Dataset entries
* START *
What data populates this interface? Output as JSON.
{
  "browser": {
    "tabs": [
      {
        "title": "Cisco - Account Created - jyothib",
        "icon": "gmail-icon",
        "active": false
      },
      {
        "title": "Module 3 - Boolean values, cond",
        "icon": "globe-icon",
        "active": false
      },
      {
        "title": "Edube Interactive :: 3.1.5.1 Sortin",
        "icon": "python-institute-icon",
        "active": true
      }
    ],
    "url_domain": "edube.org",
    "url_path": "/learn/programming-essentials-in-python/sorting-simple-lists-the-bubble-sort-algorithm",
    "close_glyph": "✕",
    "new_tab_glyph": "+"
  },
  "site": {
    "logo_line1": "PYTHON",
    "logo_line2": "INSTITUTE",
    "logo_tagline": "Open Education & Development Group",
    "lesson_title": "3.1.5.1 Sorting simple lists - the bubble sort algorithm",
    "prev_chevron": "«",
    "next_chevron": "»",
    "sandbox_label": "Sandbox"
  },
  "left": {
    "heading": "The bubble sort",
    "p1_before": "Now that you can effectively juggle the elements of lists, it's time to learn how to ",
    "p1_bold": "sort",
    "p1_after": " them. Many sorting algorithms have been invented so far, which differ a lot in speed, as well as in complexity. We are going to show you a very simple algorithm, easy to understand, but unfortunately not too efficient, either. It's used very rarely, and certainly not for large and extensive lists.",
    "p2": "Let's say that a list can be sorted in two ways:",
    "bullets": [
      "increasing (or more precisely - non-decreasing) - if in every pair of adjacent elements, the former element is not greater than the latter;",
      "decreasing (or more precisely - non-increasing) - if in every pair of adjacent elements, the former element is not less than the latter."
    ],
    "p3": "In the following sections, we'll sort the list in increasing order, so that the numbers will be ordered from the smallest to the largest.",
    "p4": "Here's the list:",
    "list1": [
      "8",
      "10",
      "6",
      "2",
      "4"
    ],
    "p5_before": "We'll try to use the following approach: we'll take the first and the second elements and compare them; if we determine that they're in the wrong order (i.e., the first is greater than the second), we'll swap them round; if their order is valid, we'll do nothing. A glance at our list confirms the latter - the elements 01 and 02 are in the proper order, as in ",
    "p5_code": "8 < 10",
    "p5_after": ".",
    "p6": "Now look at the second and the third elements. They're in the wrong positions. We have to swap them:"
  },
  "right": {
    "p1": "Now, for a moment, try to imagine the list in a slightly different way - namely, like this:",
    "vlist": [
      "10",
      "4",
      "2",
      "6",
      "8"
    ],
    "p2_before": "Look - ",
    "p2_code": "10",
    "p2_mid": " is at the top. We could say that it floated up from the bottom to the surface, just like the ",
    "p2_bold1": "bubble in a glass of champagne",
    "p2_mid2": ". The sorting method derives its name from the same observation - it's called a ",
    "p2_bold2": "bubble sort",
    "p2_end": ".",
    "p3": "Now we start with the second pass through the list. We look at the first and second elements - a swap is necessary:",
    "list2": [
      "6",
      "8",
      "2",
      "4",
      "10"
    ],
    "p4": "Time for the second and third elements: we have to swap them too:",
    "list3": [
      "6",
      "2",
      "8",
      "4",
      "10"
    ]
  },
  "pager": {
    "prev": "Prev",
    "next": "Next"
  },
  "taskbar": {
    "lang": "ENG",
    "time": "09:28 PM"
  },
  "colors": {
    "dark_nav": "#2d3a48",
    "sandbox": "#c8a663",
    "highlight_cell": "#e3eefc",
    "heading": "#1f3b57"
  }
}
* END *
**Set exercise**
Faithfully copy every entry, leaving nothing out.

**Final result**
What data populates this interface? Output as JSON.
{
  "browser": {
    "tabs": [
      {
        "title": "Cisco - Account Created - jyothib",
        "icon": "gmail-icon",
        "active": false
      },
      {
        "title": "Module 3 - Boolean values, cond",
        "icon": "globe-icon",
        "active": false
      },
      {
        "title": "Edube Interactive :: 3.1.5.1 Sortin",
        "icon": "python-institute-icon",
        "active": true
      }
    ],
    "url_domain": "edube.org",
    "url_path": "/learn/programming-essentials-in-python/sorting-simple-lists-the-bubble-sort-algorithm",
    "close_glyph": "✕",
    "new_tab_glyph": "+"
  },
  "site": {
    "logo_line1": "PYTHON",
    "logo_line2": "INSTITUTE",
    "logo_tagline": "Open Education & Development Group",
    "lesson_title": "3.1.5.1 Sorting simple lists - the bubble sort algorithm",
    "prev_chevron": "«",
    "next_chevron": "»",
    "sandbox_label": "Sandbox"
  },
  "left": {
    "heading": "The bubble sort",
    "p1_before": "Now that you can effectively juggle the elements of lists, it's time to learn how to ",
    "p1_bold": "sort",
    "p1_after": " them. Many sorting algorithms have been invented so far, which differ a lot in speed, as well as in complexity. We are going to show you a very simple algorithm, easy to understand, but unfortunately not too efficient, either. It's used very rarely, and certainly not for large and extensive lists.",
    "p2": "Let's say that a list can be sorted in two ways:",
    "bullets": [
      "increasing (or more precisely - non-decreasing) - if in every pair of adjacent elements, the former element is not greater than the latter;",
      "decreasing (or more precisely - non-increasing) - if in every pair of adjacent elements, the former element is not less than the latter."
    ],
    "p3": "In the following sections, we'll sort the list in increasing order, so that the numbers will be ordered from the smallest to the largest.",
    "p4": "Here's the list:",
    "list1": [
      "8",
      "10",
      "6",
      "2",
      "4"
    ],
    "p5_before": "We'll try to use the following approach: we'll take the first and the second elements and compare them; if we determine that they're in the wrong order (i.e., the first is greater than the second), we'll swap them round; if their order is valid, we'll do nothing. A glance at our list confirms the latter - the elements 01 and 02 are in the proper order, as in ",
    "p5_code": "8 < 10",
    "p5_after": ".",
    "p6": "Now look at the second and the third elements. They're in the wrong positions. We have to swap them:"
  },
  "right": {
    "p1": "Now, for a moment, try to imagine the list in a slightly different way - namely, like this:",
    "vlist": [
      "10",
      "4",
      "2",
      "6",
      "8"
    ],
    "p2_before": "Look - ",
    "p2_code": "10",
    "p2_mid": " is at the top. We could say that it floated up from the bottom to the surface, just like the ",
    "p2_bold1": "bubble in a glass of champagne",
    "p2_mid2": ". The sorting method derives its name from the same observation - it's called a ",
    "p2_bold2": "bubble sort",
    "p2_end": ".",
    "p3": "Now we start with the second pass through the list. We look at the first and second elements - a swap is necessary:",
    "list2": [
      "6",
      "8",
      "2",
      "4",
      "10"
    ],
    "p4": "Time for the second and third elements: we have to swap them too:",
    "list3": [
      "6",
      "2",
      "8",
      "4",
      "10"
    ]
  },
  "pager": {
    "prev": "Prev",
    "next": "Next"
  },
  "taskbar": {
    "lang": "ENG",
    "time": "09:28 PM"
  },
  "colors": {
    "dark_nav": "#2d3a48",
    "sandbox": "#c8a663",
    "highlight_cell": "#e3eefc",
    "heading": "#1f3b57"
  }
}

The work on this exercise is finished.